▸ Records about charts and figures:
---

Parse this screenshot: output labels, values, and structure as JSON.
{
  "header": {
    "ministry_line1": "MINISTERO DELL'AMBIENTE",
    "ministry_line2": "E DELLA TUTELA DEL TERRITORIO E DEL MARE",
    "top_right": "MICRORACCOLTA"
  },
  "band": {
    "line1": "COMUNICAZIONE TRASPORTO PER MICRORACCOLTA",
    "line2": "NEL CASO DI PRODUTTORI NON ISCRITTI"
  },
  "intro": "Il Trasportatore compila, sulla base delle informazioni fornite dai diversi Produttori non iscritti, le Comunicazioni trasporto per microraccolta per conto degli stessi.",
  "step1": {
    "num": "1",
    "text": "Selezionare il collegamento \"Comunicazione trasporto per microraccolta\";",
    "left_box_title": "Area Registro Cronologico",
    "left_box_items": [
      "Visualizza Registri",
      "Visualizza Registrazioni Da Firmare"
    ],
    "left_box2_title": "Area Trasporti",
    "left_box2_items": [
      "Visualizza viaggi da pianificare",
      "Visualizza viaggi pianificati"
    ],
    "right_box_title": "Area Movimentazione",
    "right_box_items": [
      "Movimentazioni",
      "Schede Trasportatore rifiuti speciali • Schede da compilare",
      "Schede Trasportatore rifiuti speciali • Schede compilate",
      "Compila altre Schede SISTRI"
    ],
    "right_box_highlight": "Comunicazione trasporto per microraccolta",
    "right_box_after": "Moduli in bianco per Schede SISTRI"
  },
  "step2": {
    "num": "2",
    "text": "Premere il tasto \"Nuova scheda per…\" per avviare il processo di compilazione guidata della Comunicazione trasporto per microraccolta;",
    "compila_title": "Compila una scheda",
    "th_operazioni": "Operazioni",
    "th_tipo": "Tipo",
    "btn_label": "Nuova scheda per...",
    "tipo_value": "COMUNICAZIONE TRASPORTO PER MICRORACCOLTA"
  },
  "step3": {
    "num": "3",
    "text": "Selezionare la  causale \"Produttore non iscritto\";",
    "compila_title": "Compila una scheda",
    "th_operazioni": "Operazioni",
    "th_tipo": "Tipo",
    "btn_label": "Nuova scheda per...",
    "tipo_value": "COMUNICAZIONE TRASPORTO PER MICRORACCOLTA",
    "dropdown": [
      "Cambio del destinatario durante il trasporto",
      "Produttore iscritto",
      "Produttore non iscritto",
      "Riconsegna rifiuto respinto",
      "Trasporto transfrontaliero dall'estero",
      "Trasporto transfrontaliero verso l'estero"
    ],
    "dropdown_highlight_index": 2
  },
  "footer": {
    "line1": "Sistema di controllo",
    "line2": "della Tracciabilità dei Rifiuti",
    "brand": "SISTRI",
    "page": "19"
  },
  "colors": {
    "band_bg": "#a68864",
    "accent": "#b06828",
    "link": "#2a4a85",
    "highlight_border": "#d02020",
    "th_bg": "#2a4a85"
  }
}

---

Look through the entries above for the word "Selezionare". Copy every line where it shows up.

▸ WRITTEN REPLY:
    "text": "Selezionare il collegamento \"Comunicazione trasporto per microraccolta\";",
    "text": "Selezionare la  causale \"Produttore non iscritto\";",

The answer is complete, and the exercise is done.